> What is expected
Return each line of the listing that contains the string "IEEE".

> Data extract
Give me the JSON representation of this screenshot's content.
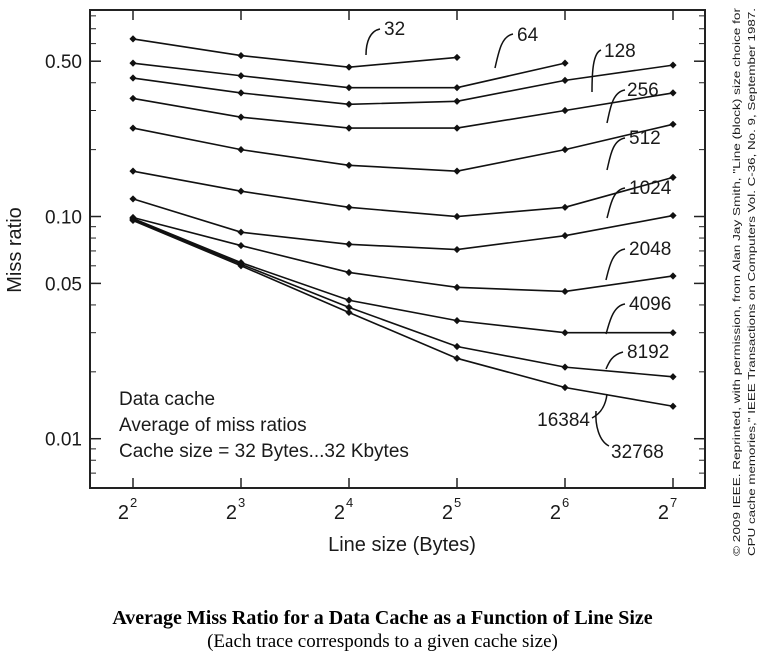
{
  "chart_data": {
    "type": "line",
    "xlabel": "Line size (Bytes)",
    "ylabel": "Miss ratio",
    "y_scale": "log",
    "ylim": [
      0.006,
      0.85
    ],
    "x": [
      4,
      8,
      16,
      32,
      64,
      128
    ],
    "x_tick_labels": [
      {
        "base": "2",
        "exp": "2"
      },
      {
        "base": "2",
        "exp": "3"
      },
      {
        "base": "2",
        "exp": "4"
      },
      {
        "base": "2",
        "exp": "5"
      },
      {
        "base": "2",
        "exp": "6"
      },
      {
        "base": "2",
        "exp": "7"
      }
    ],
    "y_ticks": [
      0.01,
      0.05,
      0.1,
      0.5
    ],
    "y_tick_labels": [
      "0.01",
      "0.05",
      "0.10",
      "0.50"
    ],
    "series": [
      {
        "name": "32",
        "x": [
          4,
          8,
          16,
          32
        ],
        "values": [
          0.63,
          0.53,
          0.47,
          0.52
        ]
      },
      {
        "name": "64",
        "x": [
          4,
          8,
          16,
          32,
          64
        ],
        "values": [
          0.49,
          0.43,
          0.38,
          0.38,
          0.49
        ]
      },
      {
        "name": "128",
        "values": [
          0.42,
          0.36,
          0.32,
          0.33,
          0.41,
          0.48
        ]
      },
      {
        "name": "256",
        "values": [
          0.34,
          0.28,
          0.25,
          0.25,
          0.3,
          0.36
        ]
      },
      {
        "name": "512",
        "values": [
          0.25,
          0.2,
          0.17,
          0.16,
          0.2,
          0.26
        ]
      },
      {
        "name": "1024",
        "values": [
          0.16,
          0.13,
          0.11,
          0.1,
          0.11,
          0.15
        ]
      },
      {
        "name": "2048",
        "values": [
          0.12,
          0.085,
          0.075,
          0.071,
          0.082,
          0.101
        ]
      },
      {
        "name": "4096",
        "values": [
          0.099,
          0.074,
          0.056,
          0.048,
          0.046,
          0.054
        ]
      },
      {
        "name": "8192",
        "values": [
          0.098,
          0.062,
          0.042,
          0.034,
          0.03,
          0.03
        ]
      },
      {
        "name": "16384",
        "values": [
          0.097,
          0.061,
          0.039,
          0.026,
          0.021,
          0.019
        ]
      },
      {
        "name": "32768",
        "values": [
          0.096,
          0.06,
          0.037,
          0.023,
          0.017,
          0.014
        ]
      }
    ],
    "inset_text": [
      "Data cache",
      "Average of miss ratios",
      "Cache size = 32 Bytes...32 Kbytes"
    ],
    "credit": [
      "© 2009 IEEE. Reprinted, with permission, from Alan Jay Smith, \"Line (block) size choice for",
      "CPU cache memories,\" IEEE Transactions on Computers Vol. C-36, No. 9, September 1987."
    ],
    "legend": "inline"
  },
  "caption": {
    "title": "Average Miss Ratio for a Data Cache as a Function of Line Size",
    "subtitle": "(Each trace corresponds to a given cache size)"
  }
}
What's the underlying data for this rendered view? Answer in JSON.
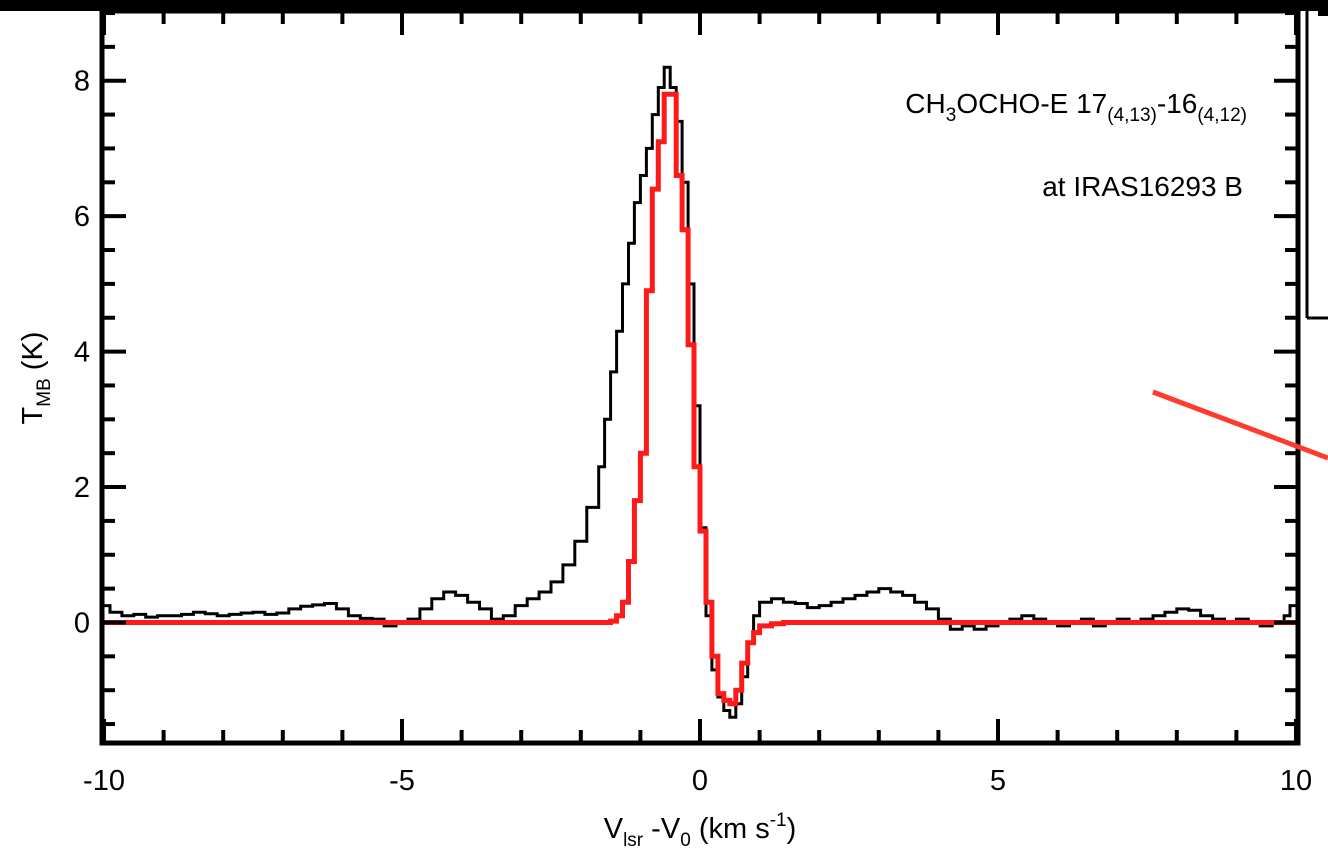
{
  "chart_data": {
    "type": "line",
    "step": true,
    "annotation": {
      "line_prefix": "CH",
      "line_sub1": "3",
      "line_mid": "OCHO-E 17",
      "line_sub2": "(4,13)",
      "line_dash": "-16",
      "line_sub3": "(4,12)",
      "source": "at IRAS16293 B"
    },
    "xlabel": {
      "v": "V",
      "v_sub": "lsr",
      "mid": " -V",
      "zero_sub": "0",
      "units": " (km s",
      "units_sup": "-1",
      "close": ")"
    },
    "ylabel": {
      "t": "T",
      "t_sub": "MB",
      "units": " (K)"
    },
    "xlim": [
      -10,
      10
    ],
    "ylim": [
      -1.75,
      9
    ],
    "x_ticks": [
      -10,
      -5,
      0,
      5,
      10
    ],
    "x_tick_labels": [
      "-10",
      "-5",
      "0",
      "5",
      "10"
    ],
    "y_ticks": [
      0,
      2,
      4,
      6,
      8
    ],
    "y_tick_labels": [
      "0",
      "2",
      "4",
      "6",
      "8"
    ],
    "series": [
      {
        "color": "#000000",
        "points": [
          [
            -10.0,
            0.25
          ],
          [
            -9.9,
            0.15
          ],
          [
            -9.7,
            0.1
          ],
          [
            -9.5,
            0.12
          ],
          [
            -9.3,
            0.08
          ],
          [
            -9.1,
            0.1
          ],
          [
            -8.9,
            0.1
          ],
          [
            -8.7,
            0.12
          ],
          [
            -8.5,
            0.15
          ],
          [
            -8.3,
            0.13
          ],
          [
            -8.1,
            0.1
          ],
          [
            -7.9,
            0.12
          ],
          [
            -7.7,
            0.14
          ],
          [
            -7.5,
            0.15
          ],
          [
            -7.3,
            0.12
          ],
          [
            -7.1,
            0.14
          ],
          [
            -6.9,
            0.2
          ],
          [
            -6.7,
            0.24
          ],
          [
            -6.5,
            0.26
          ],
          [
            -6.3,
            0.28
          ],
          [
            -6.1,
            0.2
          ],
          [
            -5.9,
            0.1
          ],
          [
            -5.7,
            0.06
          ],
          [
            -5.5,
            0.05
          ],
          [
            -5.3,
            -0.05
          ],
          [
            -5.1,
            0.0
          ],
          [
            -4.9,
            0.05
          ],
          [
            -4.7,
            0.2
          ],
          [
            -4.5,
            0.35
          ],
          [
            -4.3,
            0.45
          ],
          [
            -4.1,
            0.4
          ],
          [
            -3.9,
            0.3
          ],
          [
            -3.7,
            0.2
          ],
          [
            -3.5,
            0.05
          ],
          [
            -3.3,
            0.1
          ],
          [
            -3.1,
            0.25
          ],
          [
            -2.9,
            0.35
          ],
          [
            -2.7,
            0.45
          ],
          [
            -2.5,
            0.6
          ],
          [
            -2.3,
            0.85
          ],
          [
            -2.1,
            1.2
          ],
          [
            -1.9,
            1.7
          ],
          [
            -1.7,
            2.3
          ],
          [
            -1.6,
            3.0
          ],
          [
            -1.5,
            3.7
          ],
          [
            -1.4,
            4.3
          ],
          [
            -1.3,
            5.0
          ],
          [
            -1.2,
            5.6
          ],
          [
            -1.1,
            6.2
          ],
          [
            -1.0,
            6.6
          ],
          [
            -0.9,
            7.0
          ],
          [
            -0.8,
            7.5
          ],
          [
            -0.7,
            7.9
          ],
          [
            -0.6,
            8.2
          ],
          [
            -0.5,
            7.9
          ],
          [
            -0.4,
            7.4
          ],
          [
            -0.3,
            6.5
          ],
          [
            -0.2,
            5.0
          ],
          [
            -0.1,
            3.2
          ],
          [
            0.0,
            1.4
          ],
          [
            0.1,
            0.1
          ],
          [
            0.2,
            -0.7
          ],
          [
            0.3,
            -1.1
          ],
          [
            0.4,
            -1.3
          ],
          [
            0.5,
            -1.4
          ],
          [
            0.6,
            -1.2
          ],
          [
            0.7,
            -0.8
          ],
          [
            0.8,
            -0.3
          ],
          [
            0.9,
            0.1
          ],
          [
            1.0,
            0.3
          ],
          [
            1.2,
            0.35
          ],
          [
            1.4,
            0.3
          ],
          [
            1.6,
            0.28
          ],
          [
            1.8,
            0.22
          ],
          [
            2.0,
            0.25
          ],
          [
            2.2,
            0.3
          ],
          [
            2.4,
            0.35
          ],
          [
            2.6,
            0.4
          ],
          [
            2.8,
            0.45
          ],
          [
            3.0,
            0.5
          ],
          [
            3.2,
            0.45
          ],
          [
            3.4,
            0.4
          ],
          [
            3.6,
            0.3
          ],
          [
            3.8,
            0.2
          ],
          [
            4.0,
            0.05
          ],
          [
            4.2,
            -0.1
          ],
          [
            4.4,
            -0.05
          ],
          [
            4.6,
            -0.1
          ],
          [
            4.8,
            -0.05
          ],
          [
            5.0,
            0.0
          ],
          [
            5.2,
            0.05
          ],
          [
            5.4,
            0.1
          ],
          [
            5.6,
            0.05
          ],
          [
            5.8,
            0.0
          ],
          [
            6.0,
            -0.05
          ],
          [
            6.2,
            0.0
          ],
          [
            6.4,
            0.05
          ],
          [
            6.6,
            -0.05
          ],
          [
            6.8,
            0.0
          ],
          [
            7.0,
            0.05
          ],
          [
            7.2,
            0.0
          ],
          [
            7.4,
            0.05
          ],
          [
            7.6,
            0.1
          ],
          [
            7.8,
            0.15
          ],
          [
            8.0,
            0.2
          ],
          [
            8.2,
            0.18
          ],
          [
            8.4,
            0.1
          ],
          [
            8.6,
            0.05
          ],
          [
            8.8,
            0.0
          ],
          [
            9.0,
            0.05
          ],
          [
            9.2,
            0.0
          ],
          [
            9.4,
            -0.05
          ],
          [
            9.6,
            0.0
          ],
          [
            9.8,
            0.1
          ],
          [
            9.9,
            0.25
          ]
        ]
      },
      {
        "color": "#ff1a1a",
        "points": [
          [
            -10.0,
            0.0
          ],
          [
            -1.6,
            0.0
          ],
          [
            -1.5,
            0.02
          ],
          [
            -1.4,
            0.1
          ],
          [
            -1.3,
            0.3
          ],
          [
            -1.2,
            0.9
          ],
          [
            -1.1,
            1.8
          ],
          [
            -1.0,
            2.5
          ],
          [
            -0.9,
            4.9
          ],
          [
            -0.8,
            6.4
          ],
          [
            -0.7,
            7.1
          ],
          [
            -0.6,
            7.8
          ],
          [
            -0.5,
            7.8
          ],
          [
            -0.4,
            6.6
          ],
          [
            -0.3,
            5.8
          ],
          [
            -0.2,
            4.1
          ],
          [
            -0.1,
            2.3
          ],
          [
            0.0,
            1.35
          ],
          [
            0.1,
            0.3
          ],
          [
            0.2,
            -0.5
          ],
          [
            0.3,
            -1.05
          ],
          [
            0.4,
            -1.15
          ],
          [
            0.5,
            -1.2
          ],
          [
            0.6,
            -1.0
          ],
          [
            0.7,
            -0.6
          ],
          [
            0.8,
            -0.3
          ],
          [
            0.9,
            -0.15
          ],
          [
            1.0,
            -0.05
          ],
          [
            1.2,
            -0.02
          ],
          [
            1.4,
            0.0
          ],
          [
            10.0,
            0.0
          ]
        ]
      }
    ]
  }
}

> Worked solution
      "© 2009 IEEE. Reprinted, with permission, from Alan Jay Smith, \"Line (block) size choice for",
      "CPU cache memories,\" IEEE Transactions on Computers Vol. C-36, No. 9, September 1987."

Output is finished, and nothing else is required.